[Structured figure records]
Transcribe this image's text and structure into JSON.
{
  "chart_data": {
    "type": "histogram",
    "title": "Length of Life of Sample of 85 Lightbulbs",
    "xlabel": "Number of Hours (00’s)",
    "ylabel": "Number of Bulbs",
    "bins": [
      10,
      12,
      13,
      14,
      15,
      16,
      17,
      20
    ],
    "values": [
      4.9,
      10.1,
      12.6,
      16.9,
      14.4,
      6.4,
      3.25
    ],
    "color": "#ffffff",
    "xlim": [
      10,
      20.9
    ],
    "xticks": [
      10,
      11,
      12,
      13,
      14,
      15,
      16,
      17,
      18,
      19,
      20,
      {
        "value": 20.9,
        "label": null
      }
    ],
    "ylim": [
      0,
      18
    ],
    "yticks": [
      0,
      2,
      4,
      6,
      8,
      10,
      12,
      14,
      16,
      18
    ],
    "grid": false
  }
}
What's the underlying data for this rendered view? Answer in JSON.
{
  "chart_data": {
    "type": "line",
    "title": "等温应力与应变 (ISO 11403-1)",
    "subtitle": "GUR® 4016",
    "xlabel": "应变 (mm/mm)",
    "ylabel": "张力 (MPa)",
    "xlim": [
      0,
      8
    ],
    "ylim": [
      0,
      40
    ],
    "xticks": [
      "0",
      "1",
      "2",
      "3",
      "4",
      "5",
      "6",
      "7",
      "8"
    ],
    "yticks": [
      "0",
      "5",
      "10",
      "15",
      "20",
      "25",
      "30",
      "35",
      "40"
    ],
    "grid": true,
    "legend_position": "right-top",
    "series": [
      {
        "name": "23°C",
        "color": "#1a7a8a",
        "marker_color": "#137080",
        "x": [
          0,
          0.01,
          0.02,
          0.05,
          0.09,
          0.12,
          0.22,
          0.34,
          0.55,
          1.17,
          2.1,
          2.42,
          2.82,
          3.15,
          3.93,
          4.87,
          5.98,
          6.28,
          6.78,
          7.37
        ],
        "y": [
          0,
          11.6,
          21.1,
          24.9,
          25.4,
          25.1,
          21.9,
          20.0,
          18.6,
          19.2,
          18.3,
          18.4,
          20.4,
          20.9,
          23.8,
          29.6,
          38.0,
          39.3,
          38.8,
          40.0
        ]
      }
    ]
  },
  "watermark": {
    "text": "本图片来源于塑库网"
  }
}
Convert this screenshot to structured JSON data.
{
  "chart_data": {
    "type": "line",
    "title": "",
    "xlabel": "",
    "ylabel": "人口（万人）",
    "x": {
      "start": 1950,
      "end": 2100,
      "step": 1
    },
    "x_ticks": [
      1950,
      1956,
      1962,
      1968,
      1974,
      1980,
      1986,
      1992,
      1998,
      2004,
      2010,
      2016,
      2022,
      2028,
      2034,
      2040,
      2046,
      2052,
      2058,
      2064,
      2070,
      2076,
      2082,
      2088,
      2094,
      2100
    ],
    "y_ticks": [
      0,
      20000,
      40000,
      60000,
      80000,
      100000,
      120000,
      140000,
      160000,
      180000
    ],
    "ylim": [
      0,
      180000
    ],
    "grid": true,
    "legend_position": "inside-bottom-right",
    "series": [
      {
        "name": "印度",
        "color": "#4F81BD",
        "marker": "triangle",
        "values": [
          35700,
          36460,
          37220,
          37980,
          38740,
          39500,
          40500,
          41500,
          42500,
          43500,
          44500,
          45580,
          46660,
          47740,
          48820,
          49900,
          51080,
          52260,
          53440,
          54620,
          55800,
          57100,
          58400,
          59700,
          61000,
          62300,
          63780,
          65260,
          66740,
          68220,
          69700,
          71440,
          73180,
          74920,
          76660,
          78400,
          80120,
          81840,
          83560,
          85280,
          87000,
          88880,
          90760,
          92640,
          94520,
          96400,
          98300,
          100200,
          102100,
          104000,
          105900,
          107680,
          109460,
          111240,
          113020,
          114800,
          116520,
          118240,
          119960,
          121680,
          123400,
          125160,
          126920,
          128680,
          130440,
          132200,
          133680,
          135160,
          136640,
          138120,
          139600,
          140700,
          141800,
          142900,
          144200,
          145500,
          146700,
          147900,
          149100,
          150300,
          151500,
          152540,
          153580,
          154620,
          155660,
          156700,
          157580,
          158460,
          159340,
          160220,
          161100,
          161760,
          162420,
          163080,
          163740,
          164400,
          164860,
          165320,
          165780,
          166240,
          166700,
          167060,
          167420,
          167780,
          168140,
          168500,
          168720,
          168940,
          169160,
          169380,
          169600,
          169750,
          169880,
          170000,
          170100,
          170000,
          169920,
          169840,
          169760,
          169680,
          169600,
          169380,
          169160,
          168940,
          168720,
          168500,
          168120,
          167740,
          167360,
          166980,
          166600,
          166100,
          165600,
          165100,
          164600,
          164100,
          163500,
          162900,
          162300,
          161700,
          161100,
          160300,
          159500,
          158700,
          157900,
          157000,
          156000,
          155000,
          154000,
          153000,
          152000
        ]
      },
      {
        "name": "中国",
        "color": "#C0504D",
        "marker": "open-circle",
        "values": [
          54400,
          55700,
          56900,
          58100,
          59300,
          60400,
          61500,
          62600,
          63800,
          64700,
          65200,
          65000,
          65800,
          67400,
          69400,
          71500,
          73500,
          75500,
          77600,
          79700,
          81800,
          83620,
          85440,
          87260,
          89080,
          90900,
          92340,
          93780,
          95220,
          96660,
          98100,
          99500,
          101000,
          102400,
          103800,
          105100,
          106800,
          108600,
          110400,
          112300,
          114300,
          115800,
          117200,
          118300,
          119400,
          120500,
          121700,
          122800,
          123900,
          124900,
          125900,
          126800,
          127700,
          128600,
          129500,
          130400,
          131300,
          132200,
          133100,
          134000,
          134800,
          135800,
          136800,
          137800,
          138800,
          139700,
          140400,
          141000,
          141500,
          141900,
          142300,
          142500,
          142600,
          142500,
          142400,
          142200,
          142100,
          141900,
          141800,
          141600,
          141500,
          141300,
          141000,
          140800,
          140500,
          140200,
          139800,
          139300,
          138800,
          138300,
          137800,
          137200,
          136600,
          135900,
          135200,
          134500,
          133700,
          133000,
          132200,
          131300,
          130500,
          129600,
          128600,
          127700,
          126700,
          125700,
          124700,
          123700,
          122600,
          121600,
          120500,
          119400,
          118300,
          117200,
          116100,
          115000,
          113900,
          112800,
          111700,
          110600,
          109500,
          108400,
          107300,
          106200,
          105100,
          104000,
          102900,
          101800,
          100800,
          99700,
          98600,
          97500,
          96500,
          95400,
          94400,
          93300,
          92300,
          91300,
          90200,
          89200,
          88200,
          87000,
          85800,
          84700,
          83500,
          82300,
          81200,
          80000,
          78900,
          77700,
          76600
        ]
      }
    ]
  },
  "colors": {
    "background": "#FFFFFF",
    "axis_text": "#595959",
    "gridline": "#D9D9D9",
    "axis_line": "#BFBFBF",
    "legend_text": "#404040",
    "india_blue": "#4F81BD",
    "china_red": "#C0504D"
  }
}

DIRECTIONS -> Reproduce every line of the data verbatim.

PROBLEM SOLUTION ->
Transcribe this image's text and structure into JSON.
{
  "chart_data": {
    "type": "histogram",
    "title": "Length of Life of Sample of 85 Lightbulbs",
    "xlabel": "Number of Hours (00’s)",
    "ylabel": "Number of Bulbs",
    "bins": [
      10,
      12,
      13,
      14,
      15,
      16,
      17,
      20
    ],
    "values": [
      4.9,
      10.1,
      12.6,
      16.9,
      14.4,
      6.4,
      3.25
    ],
    "color": "#ffffff",
    "xlim": [
      10,
      20.9
    ],
    "xticks": [
      10,
      11,
      12,
      13,
      14,
      15,
      16,
      17,
      18,
      19,
      20,
      {
        "value": 20.9,
        "label": null
      }
    ],
    "ylim": [
      0,
      18
    ],
    "yticks": [
      0,
      2,
      4,
      6,
      8,
      10,
      12,
      14,
      16,
      18
    ],
    "grid": false
  }
}
What's the underlying data for this rendered view? Answer in JSON.
{
  "chart_data": {
    "type": "line",
    "title": "等温应力与应变 (ISO 11403-1)",
    "subtitle": "GUR® 4016",
    "xlabel": "应变 (mm/mm)",
    "ylabel": "张力 (MPa)",
    "xlim": [
      0,
      8
    ],
    "ylim": [
      0,
      40
    ],
    "xticks": [
      "0",
      "1",
      "2",
      "3",
      "4",
      "5",
      "6",
      "7",
      "8"
    ],
    "yticks": [
      "0",
      "5",
      "10",
      "15",
      "20",
      "25",
      "30",
      "35",
      "40"
    ],
    "grid": true,
    "legend_position": "right-top",
    "series": [
      {
        "name": "23°C",
        "color": "#1a7a8a",
        "marker_color": "#137080",
        "x": [
          0,
          0.01,
          0.02,
          0.05,
          0.09,
          0.12,
          0.22,
          0.34,
          0.55,
          1.17,
          2.1,
          2.42,
          2.82,
          3.15,
          3.93,
          4.87,
          5.98,
          6.28,
          6.78,
          7.37
        ],
        "y": [
          0,
          11.6,
          21.1,
          24.9,
          25.4,
          25.1,
          21.9,
          20.0,
          18.6,
          19.2,
          18.3,
          18.4,
          20.4,
          20.9,
          23.8,
          29.6,
          38.0,
          39.3,
          38.8,
          40.0
        ]
      }
    ]
  },
  "watermark": {
    "text": "本图片来源于塑库网"
  }
}
Convert this screenshot to structured JSON data.
{
  "chart_data": {
    "type": "line",
    "title": "",
    "xlabel": "",
    "ylabel": "人口（万人）",
    "x": {
      "start": 1950,
      "end": 2100,
      "step": 1
    },
    "x_ticks": [
      1950,
      1956,
      1962,
      1968,
      1974,
      1980,
      1986,
      1992,
      1998,
      2004,
      2010,
      2016,
      2022,
      2028,
      2034,
      2040,
      2046,
      2052,
      2058,
      2064,
      2070,
      2076,
      2082,
      2088,
      2094,
      2100
    ],
    "y_ticks": [
      0,
      20000,
      40000,
      60000,
      80000,
      100000,
      120000,
      140000,
      160000,
      180000
    ],
    "ylim": [
      0,
      180000
    ],
    "grid": true,
    "legend_position": "inside-bottom-right",
    "series": [
      {
        "name": "印度",
        "color": "#4F81BD",
        "marker": "triangle",
        "values": [
          35700,
          36460,
          37220,
          37980,
          38740,
          39500,
          40500,
          41500,
          42500,
          43500,
          44500,
          45580,
          46660,
          47740,
          48820,
          49900,
          51080,
          52260,
          53440,
          54620,
          55800,
          57100,
          58400,
          59700,
          61000,
          62300,
          63780,
          65260,
          66740,
          68220,
          69700,
          71440,
          73180,
          74920,
          76660,
          78400,
          80120,
          81840,
          83560,
          85280,
          87000,
          88880,
          90760,
          92640,
          94520,
          96400,
          98300,
          100200,
          102100,
          104000,
          105900,
          107680,
          109460,
          111240,
          113020,
          114800,
          116520,
          118240,
          119960,
          121680,
          123400,
          125160,
          126920,
          128680,
          130440,
          132200,
          133680,
          135160,
          136640,
          138120,
          139600,
          140700,
          141800,
          142900,
          144200,
          145500,
          146700,
          147900,
          149100,
          150300,
          151500,
          152540,
          153580,
          154620,
          155660,
          156700,
          157580,
          158460,
          159340,
          160220,
          161100,
          161760,
          162420,
          163080,
          163740,
          164400,
          164860,
          165320,
          165780,
          166240,
          166700,
          167060,
          167420,
          167780,
          168140,
          168500,
          168720,
          168940,
          169160,
          169380,
          169600,
          169750,
          169880,
          170000,
          170100,
          170000,
          169920,
          169840,
          169760,
          169680,
          169600,
          169380,
          169160,
          168940,
          168720,
          168500,
          168120,
          167740,
          167360,
          166980,
          166600,
          166100,
          165600,
          165100,
          164600,
          164100,
          163500,
          162900,
          162300,
          161700,
          161100,
          160300,
          159500,
          158700,
          157900,
          157000,
          156000,
          155000,
          154000,
          153000,
          152000
        ]
      },
      {
        "name": "中国",
        "color": "#C0504D",
        "marker": "open-circle",
        "values": [
          54400,
          55700,
          56900,
          58100,
          59300,
          60400,
          61500,
          62600,
          63800,
          64700,
          65200,
          65000,
          65800,
          67400,
          69400,
          71500,
          73500,
          75500,
          77600,
          79700,
          81800,
          83620,
          85440,
          87260,
          89080,
          90900,
          92340,
          93780,
          95220,
          96660,
          98100,
          99500,
          101000,
          102400,
          103800,
          105100,
          106800,
          108600,
          110400,
          112300,
          114300,
          115800,
          117200,
          118300,
          119400,
          120500,
          121700,
          122800,
          123900,
          124900,
          125900,
          126800,
          127700,
          128600,
          129500,
          130400,
          131300,
          132200,
          133100,
          134000,
          134800,
          135800,
          136800,
          137800,
          138800,
          139700,
          140400,
          141000,
          141500,
          141900,
          142300,
          142500,
          142600,
          142500,
          142400,
          142200,
          142100,
          141900,
          141800,
          141600,
          141500,
          141300,
          141000,
          140800,
          140500,
          140200,
          139800,
          139300,
          138800,
          138300,
          137800,
          137200,
          136600,
          135900,
          135200,
          134500,
          133700,
          133000,
          132200,
          131300,
          130500,
          129600,
          128600,
          127700,
          126700,
          125700,
          124700,
          123700,
          122600,
          121600,
          120500,
          119400,
          118300,
          117200,
          116100,
          115000,
          113900,
          112800,
          111700,
          110600,
          109500,
          108400,
          107300,
          106200,
          105100,
          104000,
          102900,
          101800,
          100800,
          99700,
          98600,
          97500,
          96500,
          95400,
          94400,
          93300,
          92300,
          91300,
          90200,
          89200,
          88200,
          87000,
          85800,
          84700,
          83500,
          82300,
          81200,
          80000,
          78900,
          77700,
          76600
        ]
      }
    ]
  },
  "colors": {
    "background": "#FFFFFF",
    "axis_text": "#595959",
    "gridline": "#D9D9D9",
    "axis_line": "#BFBFBF",
    "legend_text": "#404040",
    "india_blue": "#4F81BD",
    "china_red": "#C0504D"
  }
}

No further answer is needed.